Element and region listings
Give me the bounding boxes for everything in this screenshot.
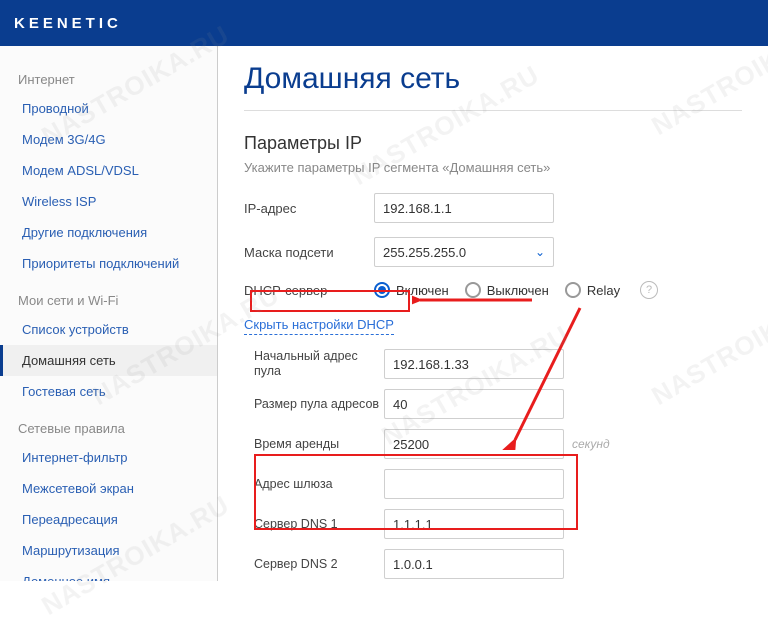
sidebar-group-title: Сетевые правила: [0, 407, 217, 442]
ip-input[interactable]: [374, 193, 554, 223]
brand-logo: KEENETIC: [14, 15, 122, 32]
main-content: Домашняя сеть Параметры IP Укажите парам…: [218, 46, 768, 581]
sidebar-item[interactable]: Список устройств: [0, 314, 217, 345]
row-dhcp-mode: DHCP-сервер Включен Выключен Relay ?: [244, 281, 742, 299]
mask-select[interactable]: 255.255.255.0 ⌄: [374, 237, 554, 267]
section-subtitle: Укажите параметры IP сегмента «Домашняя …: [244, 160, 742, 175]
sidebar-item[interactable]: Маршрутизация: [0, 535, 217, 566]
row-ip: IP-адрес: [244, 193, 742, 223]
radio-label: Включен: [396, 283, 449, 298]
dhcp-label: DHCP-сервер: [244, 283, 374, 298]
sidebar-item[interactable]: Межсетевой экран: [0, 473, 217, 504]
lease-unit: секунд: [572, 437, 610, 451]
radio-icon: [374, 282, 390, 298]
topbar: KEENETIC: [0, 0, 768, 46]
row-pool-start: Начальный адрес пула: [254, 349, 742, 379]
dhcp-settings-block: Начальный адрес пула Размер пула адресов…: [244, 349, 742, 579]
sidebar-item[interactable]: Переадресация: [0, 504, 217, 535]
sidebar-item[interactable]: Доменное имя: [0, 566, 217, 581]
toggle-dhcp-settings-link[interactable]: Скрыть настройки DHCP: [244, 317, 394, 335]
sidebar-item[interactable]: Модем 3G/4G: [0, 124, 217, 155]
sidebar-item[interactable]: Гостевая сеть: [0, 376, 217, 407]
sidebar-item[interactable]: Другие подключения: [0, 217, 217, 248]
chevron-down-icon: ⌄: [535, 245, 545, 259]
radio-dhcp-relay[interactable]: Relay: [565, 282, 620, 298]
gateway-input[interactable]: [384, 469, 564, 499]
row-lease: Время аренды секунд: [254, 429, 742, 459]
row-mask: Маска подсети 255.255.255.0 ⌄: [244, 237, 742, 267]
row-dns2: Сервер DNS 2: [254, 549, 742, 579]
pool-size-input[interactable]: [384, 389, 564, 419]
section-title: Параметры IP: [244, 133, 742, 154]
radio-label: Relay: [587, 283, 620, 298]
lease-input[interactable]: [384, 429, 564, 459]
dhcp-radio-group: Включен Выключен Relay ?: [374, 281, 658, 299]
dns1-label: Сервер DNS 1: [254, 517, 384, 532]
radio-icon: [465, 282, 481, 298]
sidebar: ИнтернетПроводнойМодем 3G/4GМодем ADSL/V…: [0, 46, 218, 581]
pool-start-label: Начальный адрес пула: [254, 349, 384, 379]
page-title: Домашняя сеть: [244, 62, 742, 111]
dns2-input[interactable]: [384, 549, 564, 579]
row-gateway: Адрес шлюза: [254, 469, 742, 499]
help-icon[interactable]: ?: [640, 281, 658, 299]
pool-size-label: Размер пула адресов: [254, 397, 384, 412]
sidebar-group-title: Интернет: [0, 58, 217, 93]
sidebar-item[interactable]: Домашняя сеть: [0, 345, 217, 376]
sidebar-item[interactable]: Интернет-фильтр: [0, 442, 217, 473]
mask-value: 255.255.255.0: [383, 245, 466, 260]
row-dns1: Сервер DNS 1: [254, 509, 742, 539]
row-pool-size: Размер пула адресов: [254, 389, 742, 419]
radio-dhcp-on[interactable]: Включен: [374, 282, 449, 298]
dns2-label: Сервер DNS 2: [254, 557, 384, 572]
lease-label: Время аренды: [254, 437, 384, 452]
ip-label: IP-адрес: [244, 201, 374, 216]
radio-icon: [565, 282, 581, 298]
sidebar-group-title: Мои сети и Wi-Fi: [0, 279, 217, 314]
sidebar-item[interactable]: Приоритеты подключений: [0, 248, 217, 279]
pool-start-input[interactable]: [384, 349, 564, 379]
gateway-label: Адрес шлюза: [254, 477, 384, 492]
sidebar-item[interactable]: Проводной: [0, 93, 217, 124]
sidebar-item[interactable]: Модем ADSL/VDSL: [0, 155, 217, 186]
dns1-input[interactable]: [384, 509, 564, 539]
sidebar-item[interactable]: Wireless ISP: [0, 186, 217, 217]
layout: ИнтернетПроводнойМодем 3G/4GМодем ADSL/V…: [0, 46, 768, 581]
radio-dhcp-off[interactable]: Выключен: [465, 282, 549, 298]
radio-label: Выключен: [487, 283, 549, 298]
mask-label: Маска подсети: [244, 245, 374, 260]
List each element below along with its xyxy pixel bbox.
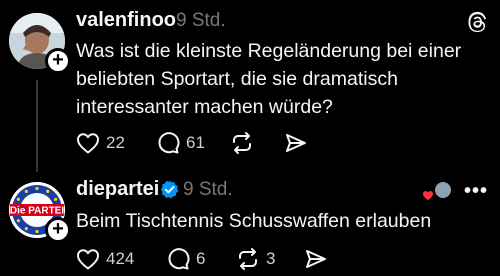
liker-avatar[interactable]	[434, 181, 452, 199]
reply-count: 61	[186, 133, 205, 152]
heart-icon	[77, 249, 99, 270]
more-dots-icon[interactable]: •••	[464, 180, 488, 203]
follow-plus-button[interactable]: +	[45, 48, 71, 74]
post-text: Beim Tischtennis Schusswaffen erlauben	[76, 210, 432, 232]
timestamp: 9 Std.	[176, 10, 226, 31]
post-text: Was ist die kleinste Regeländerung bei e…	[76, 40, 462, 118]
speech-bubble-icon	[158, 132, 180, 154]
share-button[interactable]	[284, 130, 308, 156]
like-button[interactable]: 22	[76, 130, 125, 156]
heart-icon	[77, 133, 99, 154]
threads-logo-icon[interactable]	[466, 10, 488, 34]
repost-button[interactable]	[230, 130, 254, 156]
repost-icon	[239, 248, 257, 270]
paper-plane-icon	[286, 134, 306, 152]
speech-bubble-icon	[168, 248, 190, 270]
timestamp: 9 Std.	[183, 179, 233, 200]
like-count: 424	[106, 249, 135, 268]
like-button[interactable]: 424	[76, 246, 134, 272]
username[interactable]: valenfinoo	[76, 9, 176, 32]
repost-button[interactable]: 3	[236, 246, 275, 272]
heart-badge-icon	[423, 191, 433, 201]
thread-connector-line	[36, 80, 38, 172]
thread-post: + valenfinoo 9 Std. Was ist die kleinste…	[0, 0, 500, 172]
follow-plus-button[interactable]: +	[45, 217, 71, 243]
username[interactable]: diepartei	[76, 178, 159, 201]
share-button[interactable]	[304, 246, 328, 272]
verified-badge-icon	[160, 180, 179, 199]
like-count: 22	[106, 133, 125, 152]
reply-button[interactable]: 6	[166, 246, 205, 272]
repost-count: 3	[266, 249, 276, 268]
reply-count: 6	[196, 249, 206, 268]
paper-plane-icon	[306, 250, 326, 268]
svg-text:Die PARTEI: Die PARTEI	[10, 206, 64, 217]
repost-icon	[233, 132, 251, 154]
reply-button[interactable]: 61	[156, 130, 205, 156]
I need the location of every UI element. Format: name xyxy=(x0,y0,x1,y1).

* To be done *
Copy the material again with "nav-item" in place of "sidebar-item" everywhere, changing nothing else. Leave out the pictures.

* Exercise result *
Give me the bounding boxes for everything in this screenshot.
sidebar-group-title: Сетевые правила: [0, 407, 217, 442]
ip-input[interactable]: [374, 193, 554, 223]
brand-logo: KEENETIC: [14, 15, 122, 32]
main-content: Домашняя сеть Параметры IP Укажите парам…: [218, 46, 768, 581]
nav-item[interactable]: Список устройств: [0, 314, 217, 345]
row-dhcp-mode: DHCP-сервер Включен Выключен Relay ?: [244, 281, 742, 299]
mask-select[interactable]: 255.255.255.0 ⌄: [374, 237, 554, 267]
section-subtitle: Укажите параметры IP сегмента «Домашняя …: [244, 160, 742, 175]
nav-item[interactable]: Маршрутизация: [0, 535, 217, 566]
row-ip: IP-адрес: [244, 193, 742, 223]
radio-label: Включен: [396, 283, 449, 298]
dhcp-label: DHCP-сервер: [244, 283, 374, 298]
nav-item[interactable]: Межсетевой экран: [0, 473, 217, 504]
lease-unit: секунд: [572, 437, 610, 451]
radio-icon: [374, 282, 390, 298]
topbar: KEENETIC: [0, 0, 768, 46]
row-pool-start: Начальный адрес пула: [254, 349, 742, 379]
dhcp-settings-block: Начальный адрес пула Размер пула адресов…: [244, 349, 742, 579]
nav-item[interactable]: Переадресация: [0, 504, 217, 535]
nav-item[interactable]: Доменное имя: [0, 566, 217, 581]
toggle-dhcp-settings-link[interactable]: Скрыть настройки DHCP: [244, 317, 394, 335]
nav-item[interactable]: Модем 3G/4G: [0, 124, 217, 155]
nav-item[interactable]: Гостевая сеть: [0, 376, 217, 407]
nav-item[interactable]: Другие подключения: [0, 217, 217, 248]
chevron-down-icon: ⌄: [535, 245, 545, 259]
radio-dhcp-relay[interactable]: Relay: [565, 282, 620, 298]
gateway-input[interactable]: [384, 469, 564, 499]
row-lease: Время аренды секунд: [254, 429, 742, 459]
row-mask: Маска подсети 255.255.255.0 ⌄: [244, 237, 742, 267]
row-dns2: Сервер DNS 2: [254, 549, 742, 579]
pool-size-input[interactable]: [384, 389, 564, 419]
section-title: Параметры IP: [244, 133, 742, 154]
radio-label: Relay: [587, 283, 620, 298]
lease-input[interactable]: [384, 429, 564, 459]
dhcp-radio-group: Включен Выключен Relay ?: [374, 281, 658, 299]
dns1-label: Сервер DNS 1: [254, 517, 384, 532]
radio-icon: [465, 282, 481, 298]
sidebar: ИнтернетПроводнойМодем 3G/4GМодем ADSL/V…: [0, 46, 218, 581]
pool-start-label: Начальный адрес пула: [254, 349, 384, 379]
page-title: Домашняя сеть: [244, 62, 742, 111]
dns2-input[interactable]: [384, 549, 564, 579]
row-gateway: Адрес шлюза: [254, 469, 742, 499]
help-icon[interactable]: ?: [640, 281, 658, 299]
pool-size-label: Размер пула адресов: [254, 397, 384, 412]
sidebar-group-title: Интернет: [0, 58, 217, 93]
nav-item[interactable]: Домашняя сеть: [0, 345, 217, 376]
nav-item[interactable]: Интернет-фильтр: [0, 442, 217, 473]
mask-value: 255.255.255.0: [383, 245, 466, 260]
row-dns1: Сервер DNS 1: [254, 509, 742, 539]
row-pool-size: Размер пула адресов: [254, 389, 742, 419]
radio-dhcp-on[interactable]: Включен: [374, 282, 449, 298]
dns2-label: Сервер DNS 2: [254, 557, 384, 572]
lease-label: Время аренды: [254, 437, 384, 452]
ip-label: IP-адрес: [244, 201, 374, 216]
radio-icon: [565, 282, 581, 298]
sidebar-group-title: Мои сети и Wi-Fi: [0, 279, 217, 314]
nav-item[interactable]: Приоритеты подключений: [0, 248, 217, 279]
pool-start-input[interactable]: [384, 349, 564, 379]
gateway-label: Адрес шлюза: [254, 477, 384, 492]
nav-item[interactable]: Проводной: [0, 93, 217, 124]
nav-item[interactable]: Модем ADSL/VDSL: [0, 155, 217, 186]
dns1-input[interactable]: [384, 509, 564, 539]
nav-item[interactable]: Wireless ISP: [0, 186, 217, 217]
layout: ИнтернетПроводнойМодем 3G/4GМодем ADSL/V…: [0, 46, 768, 581]
radio-dhcp-off[interactable]: Выключен: [465, 282, 549, 298]
radio-label: Выключен: [487, 283, 549, 298]
mask-label: Маска подсети: [244, 245, 374, 260]
List each element below along with its xyxy pixel bbox.
liker-avatar[interactable]	[434, 181, 452, 199]
reply-count: 61	[186, 133, 205, 152]
heart-icon	[77, 249, 99, 270]
more-dots-icon[interactable]: •••	[464, 180, 488, 203]
follow-plus-button[interactable]: +	[45, 48, 71, 74]
post-text: Beim Tischtennis Schusswaffen erlauben	[76, 210, 432, 232]
timestamp: 9 Std.	[176, 10, 226, 31]
post-text: Was ist die kleinste Regeländerung bei e…	[76, 40, 462, 118]
speech-bubble-icon	[158, 132, 180, 154]
share-button[interactable]	[284, 130, 308, 156]
like-button[interactable]: 22	[76, 130, 125, 156]
heart-icon	[77, 133, 99, 154]
threads-logo-icon[interactable]	[466, 10, 488, 34]
repost-button[interactable]	[230, 130, 254, 156]
repost-icon	[239, 248, 257, 270]
paper-plane-icon	[286, 134, 306, 152]
speech-bubble-icon	[168, 248, 190, 270]
timestamp: 9 Std.	[183, 179, 233, 200]
like-count: 424	[106, 249, 135, 268]
like-button[interactable]: 424	[76, 246, 134, 272]
username[interactable]: valenfinoo	[76, 9, 176, 32]
repost-button[interactable]: 3	[236, 246, 275, 272]
heart-badge-icon	[423, 191, 433, 201]
thread-connector-line	[36, 80, 38, 172]
thread-post: + valenfinoo 9 Std. Was ist die kleinste…	[0, 0, 500, 172]
follow-plus-button[interactable]: +	[45, 217, 71, 243]
username[interactable]: diepartei	[76, 178, 159, 201]
share-button[interactable]	[304, 246, 328, 272]
verified-badge-icon	[160, 180, 179, 199]
like-count: 22	[106, 133, 125, 152]
reply-button[interactable]: 6	[166, 246, 205, 272]
repost-count: 3	[266, 249, 276, 268]
reply-count: 6	[196, 249, 206, 268]
paper-plane-icon	[306, 250, 326, 268]
svg-text:Die PARTEI: Die PARTEI	[10, 206, 64, 217]
repost-icon	[233, 132, 251, 154]
reply-button[interactable]: 61	[156, 130, 205, 156]
I need the location of every UI element. Format: name xyxy=(x0,y0,x1,y1).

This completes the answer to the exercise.